• **MATERIAL SHOWN**
-- BEGIN --
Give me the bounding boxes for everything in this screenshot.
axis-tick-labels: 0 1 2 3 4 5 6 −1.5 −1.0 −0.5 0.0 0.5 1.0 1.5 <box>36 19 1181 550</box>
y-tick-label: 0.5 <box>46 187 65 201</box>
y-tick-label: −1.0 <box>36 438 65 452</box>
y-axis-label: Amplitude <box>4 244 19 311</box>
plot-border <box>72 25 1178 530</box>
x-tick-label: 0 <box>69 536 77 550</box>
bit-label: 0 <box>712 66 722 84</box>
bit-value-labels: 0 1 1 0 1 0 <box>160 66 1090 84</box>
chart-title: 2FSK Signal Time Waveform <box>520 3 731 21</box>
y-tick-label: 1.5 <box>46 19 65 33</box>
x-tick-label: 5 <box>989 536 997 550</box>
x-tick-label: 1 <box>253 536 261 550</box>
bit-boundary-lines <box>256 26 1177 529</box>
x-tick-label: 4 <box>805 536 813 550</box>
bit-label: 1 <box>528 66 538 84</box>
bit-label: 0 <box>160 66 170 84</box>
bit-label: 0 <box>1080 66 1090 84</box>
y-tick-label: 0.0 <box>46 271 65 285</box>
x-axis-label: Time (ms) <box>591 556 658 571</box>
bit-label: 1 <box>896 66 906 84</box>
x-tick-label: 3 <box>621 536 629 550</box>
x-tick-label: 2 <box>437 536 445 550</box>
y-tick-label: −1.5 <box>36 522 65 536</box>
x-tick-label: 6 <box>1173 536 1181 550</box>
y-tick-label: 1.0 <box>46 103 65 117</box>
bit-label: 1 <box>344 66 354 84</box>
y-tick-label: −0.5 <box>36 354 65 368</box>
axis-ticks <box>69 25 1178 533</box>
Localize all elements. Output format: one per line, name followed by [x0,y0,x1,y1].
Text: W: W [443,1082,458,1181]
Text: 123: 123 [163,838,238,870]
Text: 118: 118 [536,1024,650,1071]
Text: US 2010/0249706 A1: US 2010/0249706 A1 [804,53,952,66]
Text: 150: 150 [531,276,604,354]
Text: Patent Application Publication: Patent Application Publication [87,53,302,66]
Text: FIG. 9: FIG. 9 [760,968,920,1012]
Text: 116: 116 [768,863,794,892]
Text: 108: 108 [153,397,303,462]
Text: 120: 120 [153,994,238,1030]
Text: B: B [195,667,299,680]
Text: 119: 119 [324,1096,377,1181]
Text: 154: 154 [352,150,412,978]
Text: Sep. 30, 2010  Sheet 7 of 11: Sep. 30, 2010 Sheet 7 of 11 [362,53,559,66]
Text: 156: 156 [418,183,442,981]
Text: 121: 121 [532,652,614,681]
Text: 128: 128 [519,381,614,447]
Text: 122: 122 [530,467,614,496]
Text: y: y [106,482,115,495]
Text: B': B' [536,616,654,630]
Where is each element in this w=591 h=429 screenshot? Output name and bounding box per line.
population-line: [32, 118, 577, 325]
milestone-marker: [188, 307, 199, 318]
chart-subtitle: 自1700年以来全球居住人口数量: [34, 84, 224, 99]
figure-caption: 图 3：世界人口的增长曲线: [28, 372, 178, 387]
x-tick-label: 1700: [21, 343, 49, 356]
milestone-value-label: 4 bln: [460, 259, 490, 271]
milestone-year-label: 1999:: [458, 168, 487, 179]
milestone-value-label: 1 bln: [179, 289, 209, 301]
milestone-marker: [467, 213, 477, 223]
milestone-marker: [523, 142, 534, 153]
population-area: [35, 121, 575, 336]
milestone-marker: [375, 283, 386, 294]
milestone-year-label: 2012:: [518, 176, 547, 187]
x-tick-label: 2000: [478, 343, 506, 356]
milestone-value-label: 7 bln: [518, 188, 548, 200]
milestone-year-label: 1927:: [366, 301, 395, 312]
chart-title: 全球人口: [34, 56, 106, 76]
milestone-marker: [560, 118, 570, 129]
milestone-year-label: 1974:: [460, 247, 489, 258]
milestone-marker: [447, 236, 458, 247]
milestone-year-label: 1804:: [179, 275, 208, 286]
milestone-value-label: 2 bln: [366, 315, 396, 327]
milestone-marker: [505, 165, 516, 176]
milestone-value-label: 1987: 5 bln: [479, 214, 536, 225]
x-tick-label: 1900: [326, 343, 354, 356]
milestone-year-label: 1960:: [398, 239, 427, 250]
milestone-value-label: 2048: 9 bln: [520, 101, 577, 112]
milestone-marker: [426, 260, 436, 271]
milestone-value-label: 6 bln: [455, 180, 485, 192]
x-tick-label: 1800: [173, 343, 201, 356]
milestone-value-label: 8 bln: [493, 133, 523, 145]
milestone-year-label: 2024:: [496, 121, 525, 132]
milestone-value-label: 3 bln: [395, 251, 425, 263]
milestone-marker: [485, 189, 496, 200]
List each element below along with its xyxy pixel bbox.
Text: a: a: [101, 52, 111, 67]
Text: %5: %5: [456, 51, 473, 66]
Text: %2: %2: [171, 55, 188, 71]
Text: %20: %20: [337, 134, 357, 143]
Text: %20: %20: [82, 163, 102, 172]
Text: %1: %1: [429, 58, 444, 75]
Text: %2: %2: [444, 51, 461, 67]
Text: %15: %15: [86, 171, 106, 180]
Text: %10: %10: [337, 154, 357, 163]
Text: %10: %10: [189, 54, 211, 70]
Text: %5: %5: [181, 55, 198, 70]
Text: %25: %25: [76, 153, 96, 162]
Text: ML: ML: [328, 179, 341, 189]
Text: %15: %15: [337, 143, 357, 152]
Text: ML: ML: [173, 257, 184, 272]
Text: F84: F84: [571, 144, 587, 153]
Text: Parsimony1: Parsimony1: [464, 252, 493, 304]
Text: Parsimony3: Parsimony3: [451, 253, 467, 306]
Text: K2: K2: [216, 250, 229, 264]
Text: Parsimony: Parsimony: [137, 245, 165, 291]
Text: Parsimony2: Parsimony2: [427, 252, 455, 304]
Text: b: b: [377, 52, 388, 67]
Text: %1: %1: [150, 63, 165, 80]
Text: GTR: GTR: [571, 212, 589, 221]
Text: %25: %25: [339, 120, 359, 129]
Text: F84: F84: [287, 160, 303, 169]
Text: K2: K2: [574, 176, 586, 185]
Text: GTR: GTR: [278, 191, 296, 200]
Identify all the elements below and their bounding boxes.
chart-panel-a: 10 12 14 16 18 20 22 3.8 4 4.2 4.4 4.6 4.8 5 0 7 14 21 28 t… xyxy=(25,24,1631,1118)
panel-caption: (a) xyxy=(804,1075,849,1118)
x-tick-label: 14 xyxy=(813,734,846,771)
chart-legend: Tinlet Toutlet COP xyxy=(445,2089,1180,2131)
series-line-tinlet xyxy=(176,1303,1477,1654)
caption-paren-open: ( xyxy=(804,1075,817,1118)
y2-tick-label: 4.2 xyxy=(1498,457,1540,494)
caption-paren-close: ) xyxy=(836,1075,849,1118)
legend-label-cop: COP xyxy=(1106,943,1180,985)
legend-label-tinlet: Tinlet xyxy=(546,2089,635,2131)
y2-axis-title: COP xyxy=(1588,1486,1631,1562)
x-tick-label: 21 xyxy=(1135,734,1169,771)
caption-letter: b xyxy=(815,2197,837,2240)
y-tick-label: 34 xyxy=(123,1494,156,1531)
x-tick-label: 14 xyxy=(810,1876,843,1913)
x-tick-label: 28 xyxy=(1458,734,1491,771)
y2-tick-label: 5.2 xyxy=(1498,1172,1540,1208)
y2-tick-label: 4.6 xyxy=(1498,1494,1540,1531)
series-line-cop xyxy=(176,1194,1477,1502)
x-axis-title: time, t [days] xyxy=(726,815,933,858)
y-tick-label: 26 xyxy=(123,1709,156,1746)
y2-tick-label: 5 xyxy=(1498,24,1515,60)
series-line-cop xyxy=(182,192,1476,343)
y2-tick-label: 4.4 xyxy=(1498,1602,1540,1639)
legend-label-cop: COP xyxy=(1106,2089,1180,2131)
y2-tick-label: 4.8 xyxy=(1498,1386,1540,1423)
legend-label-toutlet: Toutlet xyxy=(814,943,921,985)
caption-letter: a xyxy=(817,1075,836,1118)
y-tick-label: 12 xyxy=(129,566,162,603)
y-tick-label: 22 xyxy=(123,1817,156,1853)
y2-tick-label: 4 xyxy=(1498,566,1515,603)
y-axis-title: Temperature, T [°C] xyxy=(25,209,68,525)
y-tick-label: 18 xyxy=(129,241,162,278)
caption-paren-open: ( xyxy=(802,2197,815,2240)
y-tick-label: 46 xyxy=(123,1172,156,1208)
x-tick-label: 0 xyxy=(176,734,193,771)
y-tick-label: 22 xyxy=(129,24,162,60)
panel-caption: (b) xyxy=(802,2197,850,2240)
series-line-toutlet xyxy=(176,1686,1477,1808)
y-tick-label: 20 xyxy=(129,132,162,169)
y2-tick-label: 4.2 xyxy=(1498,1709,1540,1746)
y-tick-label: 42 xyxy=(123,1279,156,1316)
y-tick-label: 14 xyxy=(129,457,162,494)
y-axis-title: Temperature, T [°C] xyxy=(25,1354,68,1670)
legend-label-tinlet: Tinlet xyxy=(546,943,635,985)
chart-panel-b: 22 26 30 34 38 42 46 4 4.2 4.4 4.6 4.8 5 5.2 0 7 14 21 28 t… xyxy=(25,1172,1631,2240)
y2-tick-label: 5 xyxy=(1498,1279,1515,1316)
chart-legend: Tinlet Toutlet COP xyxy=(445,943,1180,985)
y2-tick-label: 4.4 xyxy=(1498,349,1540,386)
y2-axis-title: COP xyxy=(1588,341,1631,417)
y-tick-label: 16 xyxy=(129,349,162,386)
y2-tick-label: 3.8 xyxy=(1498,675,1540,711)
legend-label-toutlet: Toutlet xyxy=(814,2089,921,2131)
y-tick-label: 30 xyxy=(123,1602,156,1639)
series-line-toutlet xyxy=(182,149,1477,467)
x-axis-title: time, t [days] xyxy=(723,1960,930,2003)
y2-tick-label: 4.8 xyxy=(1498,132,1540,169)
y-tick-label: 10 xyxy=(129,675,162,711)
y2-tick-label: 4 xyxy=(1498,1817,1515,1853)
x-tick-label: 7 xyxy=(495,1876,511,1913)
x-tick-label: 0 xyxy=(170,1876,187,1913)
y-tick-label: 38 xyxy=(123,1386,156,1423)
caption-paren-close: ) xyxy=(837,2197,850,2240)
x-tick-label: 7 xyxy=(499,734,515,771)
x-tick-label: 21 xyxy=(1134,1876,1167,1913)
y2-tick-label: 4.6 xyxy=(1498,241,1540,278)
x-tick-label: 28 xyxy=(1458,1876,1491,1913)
-- END --
• **EXERCISE INSTRUCTIONS**
Pick out every line in the records above that contains the word "Output", and copy each of those lines.

• **RESPONSE TO THIS EXERCISE**
Localize all elements. Output format: one per line, name followed by [x0,y0,x1,y1].
Where is each element in this w=591 h=429 screenshot? Output name and bounding box per line.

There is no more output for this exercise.